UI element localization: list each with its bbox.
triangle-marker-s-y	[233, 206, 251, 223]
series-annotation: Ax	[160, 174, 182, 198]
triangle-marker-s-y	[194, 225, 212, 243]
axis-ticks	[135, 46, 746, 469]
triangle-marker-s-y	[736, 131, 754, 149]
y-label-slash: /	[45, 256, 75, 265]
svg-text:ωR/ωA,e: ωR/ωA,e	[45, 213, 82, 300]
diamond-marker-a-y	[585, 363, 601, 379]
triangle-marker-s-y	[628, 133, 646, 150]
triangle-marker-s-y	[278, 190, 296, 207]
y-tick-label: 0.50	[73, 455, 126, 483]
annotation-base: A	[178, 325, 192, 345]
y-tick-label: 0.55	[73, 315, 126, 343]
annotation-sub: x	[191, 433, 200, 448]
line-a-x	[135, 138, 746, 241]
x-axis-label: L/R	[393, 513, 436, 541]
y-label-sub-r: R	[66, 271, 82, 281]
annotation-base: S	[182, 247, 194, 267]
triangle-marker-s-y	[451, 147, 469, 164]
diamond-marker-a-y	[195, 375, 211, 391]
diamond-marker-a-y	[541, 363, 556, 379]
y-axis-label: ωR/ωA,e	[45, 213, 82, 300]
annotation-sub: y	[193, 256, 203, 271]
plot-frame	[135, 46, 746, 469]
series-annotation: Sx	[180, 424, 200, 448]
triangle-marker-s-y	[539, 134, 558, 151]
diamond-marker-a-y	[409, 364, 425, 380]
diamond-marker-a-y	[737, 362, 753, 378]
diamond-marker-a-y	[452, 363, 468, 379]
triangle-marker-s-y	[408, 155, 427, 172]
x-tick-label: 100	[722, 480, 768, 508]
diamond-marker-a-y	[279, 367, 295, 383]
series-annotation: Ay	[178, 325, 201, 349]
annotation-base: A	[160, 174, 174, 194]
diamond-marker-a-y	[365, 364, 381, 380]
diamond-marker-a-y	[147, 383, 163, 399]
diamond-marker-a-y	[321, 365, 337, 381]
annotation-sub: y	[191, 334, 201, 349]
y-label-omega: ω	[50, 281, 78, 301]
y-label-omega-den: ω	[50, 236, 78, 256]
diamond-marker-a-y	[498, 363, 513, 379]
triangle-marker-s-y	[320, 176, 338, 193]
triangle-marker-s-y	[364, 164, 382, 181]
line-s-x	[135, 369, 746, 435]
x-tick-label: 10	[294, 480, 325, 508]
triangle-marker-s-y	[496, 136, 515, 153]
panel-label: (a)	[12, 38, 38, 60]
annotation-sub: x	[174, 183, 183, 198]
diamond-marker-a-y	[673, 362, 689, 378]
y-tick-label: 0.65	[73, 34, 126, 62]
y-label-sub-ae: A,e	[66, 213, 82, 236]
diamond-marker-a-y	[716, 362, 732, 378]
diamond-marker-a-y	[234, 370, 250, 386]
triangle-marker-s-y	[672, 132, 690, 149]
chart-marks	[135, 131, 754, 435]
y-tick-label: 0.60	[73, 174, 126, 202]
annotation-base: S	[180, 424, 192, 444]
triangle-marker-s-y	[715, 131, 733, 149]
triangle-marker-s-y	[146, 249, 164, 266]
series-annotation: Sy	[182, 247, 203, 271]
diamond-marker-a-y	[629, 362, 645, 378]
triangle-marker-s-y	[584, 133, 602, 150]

━━━━━━━━

• Written instruction:
Please copy the records above line for line, without changing anything.

• Written answer:
UI element localization: list each with its bbox.
triangle-marker-s-y	[233, 206, 251, 223]
series-annotation: Ax	[160, 174, 182, 198]
triangle-marker-s-y	[194, 225, 212, 243]
axis-ticks	[135, 46, 746, 469]
triangle-marker-s-y	[736, 131, 754, 149]
y-label-slash: /	[45, 256, 75, 265]
svg-text:ωR/ωA,e: ωR/ωA,e	[45, 213, 82, 300]
diamond-marker-a-y	[585, 363, 601, 379]
triangle-marker-s-y	[628, 133, 646, 150]
triangle-marker-s-y	[278, 190, 296, 207]
y-tick-label: 0.50	[73, 455, 126, 483]
annotation-base: A	[178, 325, 192, 345]
y-tick-label: 0.55	[73, 315, 126, 343]
annotation-sub: x	[191, 433, 200, 448]
line-a-x	[135, 138, 746, 241]
x-axis-label: L/R	[393, 513, 436, 541]
y-label-sub-r: R	[66, 271, 82, 281]
annotation-base: S	[182, 247, 194, 267]
triangle-marker-s-y	[451, 147, 469, 164]
diamond-marker-a-y	[195, 375, 211, 391]
diamond-marker-a-y	[541, 363, 556, 379]
y-axis-label: ωR/ωA,e	[45, 213, 82, 300]
annotation-sub: y	[193, 256, 203, 271]
plot-frame	[135, 46, 746, 469]
series-annotation: Sx	[180, 424, 200, 448]
triangle-marker-s-y	[539, 134, 558, 151]
diamond-marker-a-y	[409, 364, 425, 380]
diamond-marker-a-y	[737, 362, 753, 378]
diamond-marker-a-y	[452, 363, 468, 379]
triangle-marker-s-y	[408, 155, 427, 172]
x-tick-label: 100	[722, 480, 768, 508]
diamond-marker-a-y	[279, 367, 295, 383]
series-annotation: Ay	[178, 325, 201, 349]
annotation-base: A	[160, 174, 174, 194]
diamond-marker-a-y	[365, 364, 381, 380]
diamond-marker-a-y	[147, 383, 163, 399]
diamond-marker-a-y	[321, 365, 337, 381]
annotation-sub: y	[191, 334, 201, 349]
y-label-omega: ω	[50, 281, 78, 301]
y-label-omega-den: ω	[50, 236, 78, 256]
diamond-marker-a-y	[498, 363, 513, 379]
triangle-marker-s-y	[320, 176, 338, 193]
triangle-marker-s-y	[364, 164, 382, 181]
line-s-x	[135, 369, 746, 435]
x-tick-label: 10	[294, 480, 325, 508]
triangle-marker-s-y	[496, 136, 515, 153]
panel-label: (a)	[12, 38, 38, 60]
annotation-sub: x	[174, 183, 183, 198]
diamond-marker-a-y	[673, 362, 689, 378]
y-tick-label: 0.65	[73, 34, 126, 62]
y-label-sub-ae: A,e	[66, 213, 82, 236]
diamond-marker-a-y	[716, 362, 732, 378]
diamond-marker-a-y	[234, 370, 250, 386]
triangle-marker-s-y	[672, 132, 690, 149]
chart-marks	[135, 131, 754, 435]
y-tick-label: 0.60	[73, 174, 126, 202]
annotation-base: S	[180, 424, 192, 444]
triangle-marker-s-y	[715, 131, 733, 149]
triangle-marker-s-y	[146, 249, 164, 266]
series-annotation: Sy	[182, 247, 203, 271]
diamond-marker-a-y	[629, 362, 645, 378]
triangle-marker-s-y	[584, 133, 602, 150]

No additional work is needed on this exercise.